Look for "tpyzq" in the listing below. Gather each line that contains it.

(Collected data)
· · · ·
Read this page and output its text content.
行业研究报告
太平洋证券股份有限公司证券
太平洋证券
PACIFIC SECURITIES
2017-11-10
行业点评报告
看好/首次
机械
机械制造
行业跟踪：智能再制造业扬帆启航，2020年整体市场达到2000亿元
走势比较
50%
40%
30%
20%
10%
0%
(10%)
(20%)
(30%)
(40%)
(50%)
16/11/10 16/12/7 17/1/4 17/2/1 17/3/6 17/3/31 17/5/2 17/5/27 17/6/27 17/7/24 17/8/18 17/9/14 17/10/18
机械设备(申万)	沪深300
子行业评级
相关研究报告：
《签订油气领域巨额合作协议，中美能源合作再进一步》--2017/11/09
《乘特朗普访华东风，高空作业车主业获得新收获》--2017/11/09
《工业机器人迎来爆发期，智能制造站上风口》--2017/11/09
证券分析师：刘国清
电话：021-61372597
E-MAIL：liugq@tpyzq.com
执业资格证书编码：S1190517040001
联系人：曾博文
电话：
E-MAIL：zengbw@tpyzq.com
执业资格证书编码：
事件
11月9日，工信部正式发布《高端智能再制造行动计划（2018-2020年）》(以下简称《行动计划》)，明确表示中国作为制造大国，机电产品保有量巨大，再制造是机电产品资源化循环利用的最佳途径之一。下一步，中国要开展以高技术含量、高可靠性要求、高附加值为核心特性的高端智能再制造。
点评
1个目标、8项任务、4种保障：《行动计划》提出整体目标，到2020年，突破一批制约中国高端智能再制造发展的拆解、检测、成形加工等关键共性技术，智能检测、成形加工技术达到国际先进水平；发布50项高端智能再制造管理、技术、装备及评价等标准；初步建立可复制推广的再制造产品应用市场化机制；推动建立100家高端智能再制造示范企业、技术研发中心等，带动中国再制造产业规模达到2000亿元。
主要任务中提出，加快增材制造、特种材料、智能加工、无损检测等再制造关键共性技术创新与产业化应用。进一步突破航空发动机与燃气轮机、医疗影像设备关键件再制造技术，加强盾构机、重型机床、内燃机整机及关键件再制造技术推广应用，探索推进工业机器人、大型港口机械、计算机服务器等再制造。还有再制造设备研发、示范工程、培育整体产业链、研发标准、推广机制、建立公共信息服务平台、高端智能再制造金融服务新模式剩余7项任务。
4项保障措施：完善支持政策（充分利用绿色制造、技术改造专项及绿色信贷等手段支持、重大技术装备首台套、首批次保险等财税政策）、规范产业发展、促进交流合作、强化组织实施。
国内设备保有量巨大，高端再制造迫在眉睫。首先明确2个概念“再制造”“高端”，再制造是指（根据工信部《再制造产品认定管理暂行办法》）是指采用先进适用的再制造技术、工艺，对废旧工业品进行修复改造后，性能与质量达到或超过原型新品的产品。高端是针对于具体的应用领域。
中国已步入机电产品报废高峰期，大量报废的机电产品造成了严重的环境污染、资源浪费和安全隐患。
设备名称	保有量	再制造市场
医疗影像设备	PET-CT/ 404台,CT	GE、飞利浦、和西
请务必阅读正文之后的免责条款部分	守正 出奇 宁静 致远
· · · ·
# Expected output
E-MAIL：liugq@tpyzq.com
E-MAIL：zengbw@tpyzq.com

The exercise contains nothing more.